Selected passage ::
· · · · · · ·
[mirrorbrain] Re: download stats (was: XBMC using MB?)

From: Peter Pml <poeml_at_cmdline.net>
Date: Wed, 3 Feb 2010 22:41:09 +0100
Am 02.01.2010 um 09:24 schrieb Cory Fields:

> Yup, Mirrorbrain is up and working beautifully. We'll be deploying as
> soon as we can gather stats correctly and automatically. Hope to be
> using metalinks in the near-future as well on the client side for
> larger (~30mb+) downloads as well. They're working great via the file
> index, just need to work on integrating them into our client.

About gathering download stats, I intended to come up with enough  
helpful details for you to implement the same that I have done for  
OpenOffice.org... I implemented most of http://mirrorbrain.org/download-statistics/ 
  (code at http://svn.mirrorbrain.org/svn/mod_stats/trunk/ ).
· · · · · · ·
Data excerpt ::
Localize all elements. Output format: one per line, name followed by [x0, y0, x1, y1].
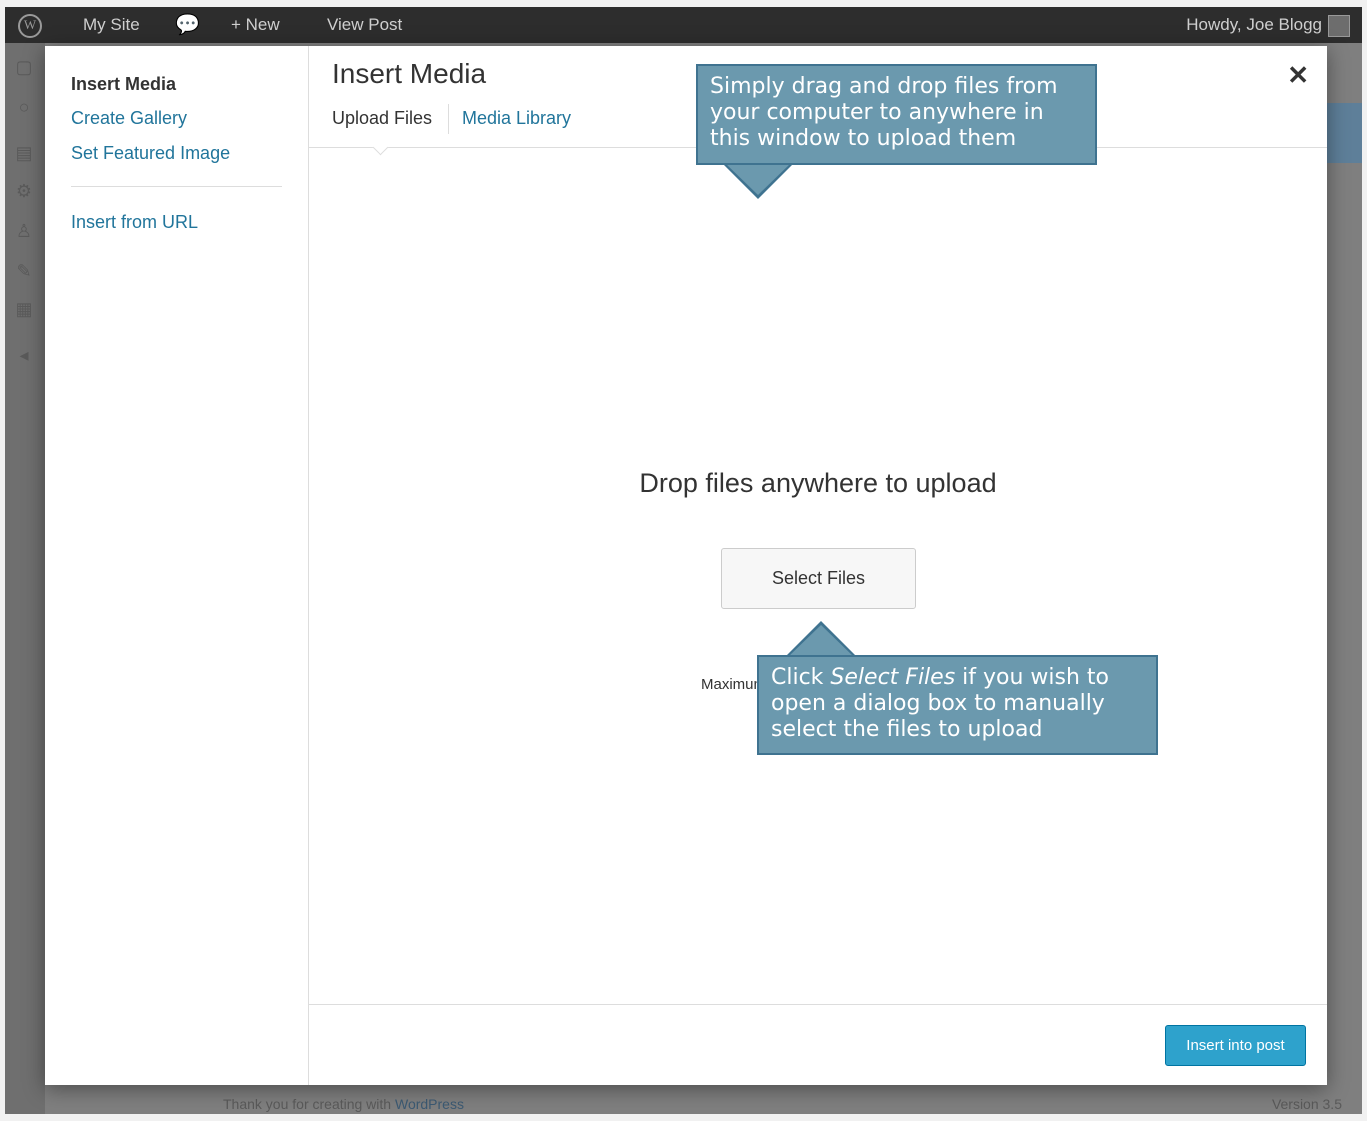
· · · · · · ·
Problems ::
• A. In the download-statistics message, for which project had Peter Pml already implemented download statistics?
• B. Update the part of the download-statistics message that opens with the words containing "From: Peter Pml" and closes with "at http://svn.mirrorbrain.org/svn/mod_stats/trunk/ ).", replacing "beautifully" with "smoothly".
• C. According to the download-statistics message, what must happen before Cory Fields's side deploys?

Expected results ::
• A. OpenOffice.org.

• B.
From: Peter Pml <poeml_at_cmdline.net>
Date: Wed, 3 Feb 2010 22:41:09 +0100
Am 02.01.2010 um 09:24 schrieb Cory Fields:

> Yup, Mirrorbrain is up and working smoothly. We'll be deploying as
> soon as we can gather stats correctly and automatically. Hope to be
> using metalinks in the near-future as well on the client side for
> larger (~30mb+) downloads as well. They're working great via the file
> index, just need to work on integrating them into our client.

About gathering download stats, I intended to come up with enough  
helpful details for you to implement the same that I have done for  
OpenOffice.org... I implemented most of http://mirrorbrain.org/download-statistics/ 
  (code at http://svn.mirrorbrain.org/svn/mod_stats/trunk/ ).

• C. Deployment is to follow as soon as download statistics can be gathered correctly and automatically.